*Spatial annotation records:*

/---

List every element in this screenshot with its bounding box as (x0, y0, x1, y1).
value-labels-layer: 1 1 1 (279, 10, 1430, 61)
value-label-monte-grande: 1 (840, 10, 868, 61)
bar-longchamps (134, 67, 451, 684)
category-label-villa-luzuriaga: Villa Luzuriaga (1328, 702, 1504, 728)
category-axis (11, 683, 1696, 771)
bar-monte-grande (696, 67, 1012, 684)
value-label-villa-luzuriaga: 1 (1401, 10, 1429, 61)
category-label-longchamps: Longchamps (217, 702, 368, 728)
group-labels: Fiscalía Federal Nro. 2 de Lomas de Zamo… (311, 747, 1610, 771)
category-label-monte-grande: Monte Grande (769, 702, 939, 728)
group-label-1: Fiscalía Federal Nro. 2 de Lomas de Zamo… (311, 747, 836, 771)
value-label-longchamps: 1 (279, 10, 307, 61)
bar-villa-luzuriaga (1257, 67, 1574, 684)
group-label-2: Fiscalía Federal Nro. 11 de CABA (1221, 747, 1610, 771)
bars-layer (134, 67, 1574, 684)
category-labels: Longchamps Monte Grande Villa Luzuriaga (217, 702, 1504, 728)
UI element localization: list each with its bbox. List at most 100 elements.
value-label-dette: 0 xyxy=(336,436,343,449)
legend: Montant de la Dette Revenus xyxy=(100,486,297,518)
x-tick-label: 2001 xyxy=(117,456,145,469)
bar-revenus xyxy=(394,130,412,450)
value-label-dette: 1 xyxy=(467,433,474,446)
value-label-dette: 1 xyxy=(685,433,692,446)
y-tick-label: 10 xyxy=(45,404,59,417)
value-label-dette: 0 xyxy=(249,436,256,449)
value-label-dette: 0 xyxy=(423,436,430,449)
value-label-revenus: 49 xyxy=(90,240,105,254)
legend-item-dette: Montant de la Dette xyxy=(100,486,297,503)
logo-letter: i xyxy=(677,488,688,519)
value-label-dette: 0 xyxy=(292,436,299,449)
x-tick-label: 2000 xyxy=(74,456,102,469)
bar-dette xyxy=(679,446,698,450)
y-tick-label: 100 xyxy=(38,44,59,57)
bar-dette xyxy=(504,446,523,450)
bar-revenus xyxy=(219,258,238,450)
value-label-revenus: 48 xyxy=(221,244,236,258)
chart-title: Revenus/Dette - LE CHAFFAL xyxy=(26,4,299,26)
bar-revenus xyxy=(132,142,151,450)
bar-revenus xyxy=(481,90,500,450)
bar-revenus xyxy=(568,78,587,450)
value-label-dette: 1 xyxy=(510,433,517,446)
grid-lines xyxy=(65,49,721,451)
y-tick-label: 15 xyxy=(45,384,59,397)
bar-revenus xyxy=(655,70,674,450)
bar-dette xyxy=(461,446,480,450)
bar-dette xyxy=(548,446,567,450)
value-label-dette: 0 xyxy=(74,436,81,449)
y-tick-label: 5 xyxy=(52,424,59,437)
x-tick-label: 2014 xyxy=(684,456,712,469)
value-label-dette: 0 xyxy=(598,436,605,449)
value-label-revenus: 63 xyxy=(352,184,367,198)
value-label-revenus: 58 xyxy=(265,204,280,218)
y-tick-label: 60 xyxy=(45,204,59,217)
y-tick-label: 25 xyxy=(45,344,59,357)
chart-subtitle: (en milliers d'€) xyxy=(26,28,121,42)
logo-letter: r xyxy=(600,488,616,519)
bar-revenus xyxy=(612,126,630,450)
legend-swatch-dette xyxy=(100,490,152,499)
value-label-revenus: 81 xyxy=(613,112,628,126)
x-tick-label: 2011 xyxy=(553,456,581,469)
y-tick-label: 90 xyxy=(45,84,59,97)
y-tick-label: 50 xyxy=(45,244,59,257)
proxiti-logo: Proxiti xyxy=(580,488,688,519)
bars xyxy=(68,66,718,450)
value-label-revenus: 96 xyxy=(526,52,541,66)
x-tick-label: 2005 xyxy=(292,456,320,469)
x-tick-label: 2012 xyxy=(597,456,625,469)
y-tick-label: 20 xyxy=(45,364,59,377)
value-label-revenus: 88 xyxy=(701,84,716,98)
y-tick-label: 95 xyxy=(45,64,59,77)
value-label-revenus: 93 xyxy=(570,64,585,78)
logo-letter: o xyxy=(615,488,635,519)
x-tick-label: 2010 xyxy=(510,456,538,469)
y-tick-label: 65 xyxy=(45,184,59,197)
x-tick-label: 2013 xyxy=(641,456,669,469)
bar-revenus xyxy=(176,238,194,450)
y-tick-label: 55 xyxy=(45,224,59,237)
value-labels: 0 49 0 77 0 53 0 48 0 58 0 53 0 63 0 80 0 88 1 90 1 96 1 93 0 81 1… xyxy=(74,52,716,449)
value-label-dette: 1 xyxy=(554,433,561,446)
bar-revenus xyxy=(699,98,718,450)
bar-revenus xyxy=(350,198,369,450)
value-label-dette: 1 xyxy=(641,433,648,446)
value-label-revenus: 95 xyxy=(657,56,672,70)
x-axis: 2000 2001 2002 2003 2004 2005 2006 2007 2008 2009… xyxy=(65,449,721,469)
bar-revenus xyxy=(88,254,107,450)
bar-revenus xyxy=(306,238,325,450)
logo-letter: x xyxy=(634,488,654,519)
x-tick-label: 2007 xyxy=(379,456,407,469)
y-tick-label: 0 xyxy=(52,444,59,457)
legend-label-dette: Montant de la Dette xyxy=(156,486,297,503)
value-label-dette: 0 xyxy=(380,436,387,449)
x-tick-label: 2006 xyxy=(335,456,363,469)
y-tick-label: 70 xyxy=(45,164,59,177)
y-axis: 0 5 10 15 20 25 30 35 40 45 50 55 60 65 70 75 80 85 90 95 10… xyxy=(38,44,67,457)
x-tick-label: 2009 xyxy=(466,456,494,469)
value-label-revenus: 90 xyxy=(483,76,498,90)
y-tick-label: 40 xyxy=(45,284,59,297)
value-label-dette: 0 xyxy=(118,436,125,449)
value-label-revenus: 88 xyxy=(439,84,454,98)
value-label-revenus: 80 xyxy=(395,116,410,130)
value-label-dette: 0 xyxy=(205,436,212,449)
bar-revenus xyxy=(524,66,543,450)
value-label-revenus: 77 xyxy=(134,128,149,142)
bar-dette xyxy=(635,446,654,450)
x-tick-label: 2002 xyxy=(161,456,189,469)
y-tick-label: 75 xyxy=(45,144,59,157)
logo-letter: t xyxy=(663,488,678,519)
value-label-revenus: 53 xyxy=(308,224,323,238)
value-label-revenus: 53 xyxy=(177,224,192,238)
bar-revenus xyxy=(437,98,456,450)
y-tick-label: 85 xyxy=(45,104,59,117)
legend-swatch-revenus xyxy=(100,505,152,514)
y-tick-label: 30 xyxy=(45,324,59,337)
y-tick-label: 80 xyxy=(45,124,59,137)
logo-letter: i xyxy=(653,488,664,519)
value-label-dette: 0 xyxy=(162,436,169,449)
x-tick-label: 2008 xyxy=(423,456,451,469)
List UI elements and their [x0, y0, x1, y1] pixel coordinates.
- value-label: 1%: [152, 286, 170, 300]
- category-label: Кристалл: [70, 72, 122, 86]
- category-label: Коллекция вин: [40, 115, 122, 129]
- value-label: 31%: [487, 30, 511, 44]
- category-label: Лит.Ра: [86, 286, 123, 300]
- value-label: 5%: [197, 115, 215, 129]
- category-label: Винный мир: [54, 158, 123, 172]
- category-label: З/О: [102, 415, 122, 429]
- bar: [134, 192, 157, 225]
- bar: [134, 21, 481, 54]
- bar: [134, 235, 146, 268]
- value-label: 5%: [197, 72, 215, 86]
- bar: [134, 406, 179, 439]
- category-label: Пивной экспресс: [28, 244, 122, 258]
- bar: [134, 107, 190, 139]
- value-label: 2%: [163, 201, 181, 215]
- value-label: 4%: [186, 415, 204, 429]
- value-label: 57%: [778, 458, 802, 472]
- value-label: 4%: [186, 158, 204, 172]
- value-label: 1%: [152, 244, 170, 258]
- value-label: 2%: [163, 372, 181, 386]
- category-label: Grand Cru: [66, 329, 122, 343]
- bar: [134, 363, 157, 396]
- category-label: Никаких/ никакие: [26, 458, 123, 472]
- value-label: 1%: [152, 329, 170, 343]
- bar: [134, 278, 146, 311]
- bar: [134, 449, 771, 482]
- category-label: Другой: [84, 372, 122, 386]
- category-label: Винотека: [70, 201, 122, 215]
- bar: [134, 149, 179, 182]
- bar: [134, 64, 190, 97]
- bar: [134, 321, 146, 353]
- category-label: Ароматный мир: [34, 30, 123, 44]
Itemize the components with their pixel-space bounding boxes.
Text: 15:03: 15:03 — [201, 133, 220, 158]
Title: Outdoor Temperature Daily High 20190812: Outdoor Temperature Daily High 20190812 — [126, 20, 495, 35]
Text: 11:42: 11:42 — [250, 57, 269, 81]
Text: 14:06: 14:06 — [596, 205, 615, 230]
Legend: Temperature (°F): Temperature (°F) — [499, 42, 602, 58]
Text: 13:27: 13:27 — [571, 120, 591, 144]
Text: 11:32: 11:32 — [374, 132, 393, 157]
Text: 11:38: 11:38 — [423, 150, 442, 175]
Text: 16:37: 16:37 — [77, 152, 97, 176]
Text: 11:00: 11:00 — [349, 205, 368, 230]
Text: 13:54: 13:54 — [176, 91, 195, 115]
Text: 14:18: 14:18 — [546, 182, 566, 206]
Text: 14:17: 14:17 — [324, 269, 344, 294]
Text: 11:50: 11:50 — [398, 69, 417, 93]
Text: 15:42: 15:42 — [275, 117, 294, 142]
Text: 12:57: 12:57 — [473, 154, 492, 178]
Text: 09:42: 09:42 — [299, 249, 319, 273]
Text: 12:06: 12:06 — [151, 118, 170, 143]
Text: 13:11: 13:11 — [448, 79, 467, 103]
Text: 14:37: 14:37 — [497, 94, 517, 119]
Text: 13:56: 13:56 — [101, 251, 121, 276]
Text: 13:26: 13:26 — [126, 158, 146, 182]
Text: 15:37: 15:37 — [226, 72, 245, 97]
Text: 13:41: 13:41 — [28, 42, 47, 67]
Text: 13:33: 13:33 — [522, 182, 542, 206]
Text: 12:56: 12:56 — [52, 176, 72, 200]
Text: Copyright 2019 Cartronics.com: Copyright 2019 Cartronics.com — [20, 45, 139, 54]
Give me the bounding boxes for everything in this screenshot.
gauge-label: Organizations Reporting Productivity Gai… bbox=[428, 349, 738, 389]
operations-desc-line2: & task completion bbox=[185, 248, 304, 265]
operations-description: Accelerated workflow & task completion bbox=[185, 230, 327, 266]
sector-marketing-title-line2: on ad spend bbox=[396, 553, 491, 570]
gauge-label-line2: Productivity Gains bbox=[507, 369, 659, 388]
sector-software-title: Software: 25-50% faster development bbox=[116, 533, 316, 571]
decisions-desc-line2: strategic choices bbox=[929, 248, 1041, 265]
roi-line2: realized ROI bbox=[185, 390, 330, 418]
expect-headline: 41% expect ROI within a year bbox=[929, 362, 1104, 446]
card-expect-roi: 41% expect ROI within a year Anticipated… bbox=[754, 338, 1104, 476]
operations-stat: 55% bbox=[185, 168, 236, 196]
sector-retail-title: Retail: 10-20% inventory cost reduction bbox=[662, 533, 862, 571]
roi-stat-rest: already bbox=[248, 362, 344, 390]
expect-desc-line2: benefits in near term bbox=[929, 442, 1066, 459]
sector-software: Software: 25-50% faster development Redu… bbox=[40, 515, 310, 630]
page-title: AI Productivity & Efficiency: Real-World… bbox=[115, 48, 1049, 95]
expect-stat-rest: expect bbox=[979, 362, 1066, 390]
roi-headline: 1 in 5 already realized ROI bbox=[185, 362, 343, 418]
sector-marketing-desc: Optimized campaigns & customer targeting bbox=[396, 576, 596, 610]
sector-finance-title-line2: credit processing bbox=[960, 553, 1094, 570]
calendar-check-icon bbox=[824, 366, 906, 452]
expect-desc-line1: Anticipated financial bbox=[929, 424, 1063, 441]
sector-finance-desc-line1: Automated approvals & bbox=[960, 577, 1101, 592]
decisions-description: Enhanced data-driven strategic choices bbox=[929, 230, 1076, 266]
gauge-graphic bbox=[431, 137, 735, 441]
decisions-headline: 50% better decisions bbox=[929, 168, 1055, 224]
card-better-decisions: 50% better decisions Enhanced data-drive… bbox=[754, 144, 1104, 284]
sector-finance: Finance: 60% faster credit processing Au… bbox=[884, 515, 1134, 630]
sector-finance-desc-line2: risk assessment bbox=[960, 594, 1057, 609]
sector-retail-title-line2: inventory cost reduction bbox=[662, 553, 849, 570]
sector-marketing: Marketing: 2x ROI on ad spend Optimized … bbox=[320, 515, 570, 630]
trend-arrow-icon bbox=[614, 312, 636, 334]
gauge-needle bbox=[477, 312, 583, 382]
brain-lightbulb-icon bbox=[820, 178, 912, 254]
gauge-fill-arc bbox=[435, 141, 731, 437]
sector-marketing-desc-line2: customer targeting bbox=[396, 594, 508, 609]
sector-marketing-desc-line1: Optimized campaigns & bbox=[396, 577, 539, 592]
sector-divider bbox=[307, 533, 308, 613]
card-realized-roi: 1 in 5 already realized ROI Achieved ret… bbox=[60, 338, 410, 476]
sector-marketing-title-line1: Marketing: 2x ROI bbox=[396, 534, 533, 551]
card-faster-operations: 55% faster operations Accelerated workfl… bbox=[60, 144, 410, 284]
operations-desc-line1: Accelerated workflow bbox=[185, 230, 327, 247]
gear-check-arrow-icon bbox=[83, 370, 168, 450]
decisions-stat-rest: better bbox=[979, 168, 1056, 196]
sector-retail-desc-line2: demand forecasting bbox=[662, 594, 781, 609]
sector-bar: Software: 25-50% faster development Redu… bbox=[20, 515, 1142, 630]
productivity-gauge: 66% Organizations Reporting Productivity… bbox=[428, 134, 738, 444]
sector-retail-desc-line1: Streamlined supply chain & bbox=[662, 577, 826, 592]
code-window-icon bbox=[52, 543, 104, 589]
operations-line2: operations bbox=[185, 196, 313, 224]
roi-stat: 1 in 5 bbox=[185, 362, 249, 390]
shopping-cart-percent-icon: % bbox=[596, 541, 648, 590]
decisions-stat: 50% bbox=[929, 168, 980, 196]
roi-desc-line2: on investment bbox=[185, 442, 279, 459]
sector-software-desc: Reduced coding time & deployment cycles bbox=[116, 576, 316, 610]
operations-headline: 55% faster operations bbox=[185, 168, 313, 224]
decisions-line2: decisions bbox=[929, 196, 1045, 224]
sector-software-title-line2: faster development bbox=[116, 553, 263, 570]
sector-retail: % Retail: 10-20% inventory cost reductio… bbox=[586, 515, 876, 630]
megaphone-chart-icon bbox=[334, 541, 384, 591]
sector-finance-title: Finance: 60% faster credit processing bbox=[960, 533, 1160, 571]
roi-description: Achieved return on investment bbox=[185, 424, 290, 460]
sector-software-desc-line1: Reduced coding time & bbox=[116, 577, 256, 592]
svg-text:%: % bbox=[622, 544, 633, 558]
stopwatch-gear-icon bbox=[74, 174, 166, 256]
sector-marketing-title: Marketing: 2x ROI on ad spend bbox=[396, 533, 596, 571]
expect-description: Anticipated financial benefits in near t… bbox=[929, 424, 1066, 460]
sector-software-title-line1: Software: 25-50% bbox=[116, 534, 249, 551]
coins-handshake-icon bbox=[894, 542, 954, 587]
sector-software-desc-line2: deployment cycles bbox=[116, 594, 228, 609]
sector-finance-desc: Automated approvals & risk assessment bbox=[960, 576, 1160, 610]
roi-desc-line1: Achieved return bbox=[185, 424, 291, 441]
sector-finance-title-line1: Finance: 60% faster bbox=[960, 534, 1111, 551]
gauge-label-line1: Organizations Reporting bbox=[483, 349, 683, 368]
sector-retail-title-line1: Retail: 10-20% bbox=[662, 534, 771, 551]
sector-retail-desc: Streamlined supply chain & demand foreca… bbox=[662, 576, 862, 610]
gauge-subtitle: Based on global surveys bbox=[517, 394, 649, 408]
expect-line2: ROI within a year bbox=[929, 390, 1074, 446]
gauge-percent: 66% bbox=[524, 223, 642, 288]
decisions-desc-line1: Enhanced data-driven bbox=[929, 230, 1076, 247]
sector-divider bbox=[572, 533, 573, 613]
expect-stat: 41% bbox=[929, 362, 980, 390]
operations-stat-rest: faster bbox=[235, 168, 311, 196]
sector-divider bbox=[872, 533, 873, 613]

\---

*WHAT IS BEING ASKED:*
Substitute "Monte Chingolo" for "Monte Grande" in the records from the start through the line containing "chart-title: Revenus/Dette - LE", and give those lines again with nothing else changed.

*OUTPUT OF THE EXERCISE:*
List every element in this screenshot with its bounding box as (x0, y0, x1, y1).
value-labels-layer: 1 1 1 (279, 10, 1430, 61)
value-label-monte-grande: 1 (840, 10, 868, 61)
bar-longchamps (134, 67, 451, 684)
category-label-villa-luzuriaga: Villa Luzuriaga (1328, 702, 1504, 728)
category-axis (11, 683, 1696, 771)
bar-monte-grande (696, 67, 1012, 684)
value-label-villa-luzuriaga: 1 (1401, 10, 1429, 61)
category-label-longchamps: Longchamps (217, 702, 368, 728)
group-labels: Fiscalía Federal Nro. 2 de Lomas de Zamo… (311, 747, 1610, 771)
category-label-monte-grande: Monte Chingolo (769, 702, 939, 728)
group-label-1: Fiscalía Federal Nro. 2 de Lomas de Zamo… (311, 747, 836, 771)
value-label-longchamps: 1 (279, 10, 307, 61)
bar-villa-luzuriaga (1257, 67, 1574, 684)
group-label-2: Fiscalía Federal Nro. 11 de CABA (1221, 747, 1610, 771)
bars-layer (134, 67, 1574, 684)
category-labels: Longchamps Monte Chingolo Villa Luzuriaga (217, 702, 1504, 728)
UI element localization: list each with its bbox. List at most 100 elements.
value-label-dette: 0 xyxy=(336,436,343,449)
legend: Montant de la Dette Revenus xyxy=(100,486,297,518)
x-tick-label: 2001 xyxy=(117,456,145,469)
bar-revenus xyxy=(394,130,412,450)
value-label-dette: 1 xyxy=(467,433,474,446)
value-label-dette: 1 xyxy=(685,433,692,446)
y-tick-label: 10 xyxy=(45,404,59,417)
value-label-dette: 0 xyxy=(249,436,256,449)
value-label-dette: 0 xyxy=(423,436,430,449)
value-label-revenus: 49 xyxy=(90,240,105,254)
legend-item-dette: Montant de la Dette xyxy=(100,486,297,503)
logo-letter: i xyxy=(677,488,688,519)
value-label-dette: 0 xyxy=(292,436,299,449)
x-tick-label: 2000 xyxy=(74,456,102,469)
bar-dette xyxy=(679,446,698,450)
y-tick-label: 100 xyxy=(38,44,59,57)
bar-dette xyxy=(504,446,523,450)
bar-revenus xyxy=(219,258,238,450)
value-label-revenus: 48 xyxy=(221,244,236,258)
chart-title: Revenus/Dette - LE CHAFFAL xyxy=(26,4,299,26)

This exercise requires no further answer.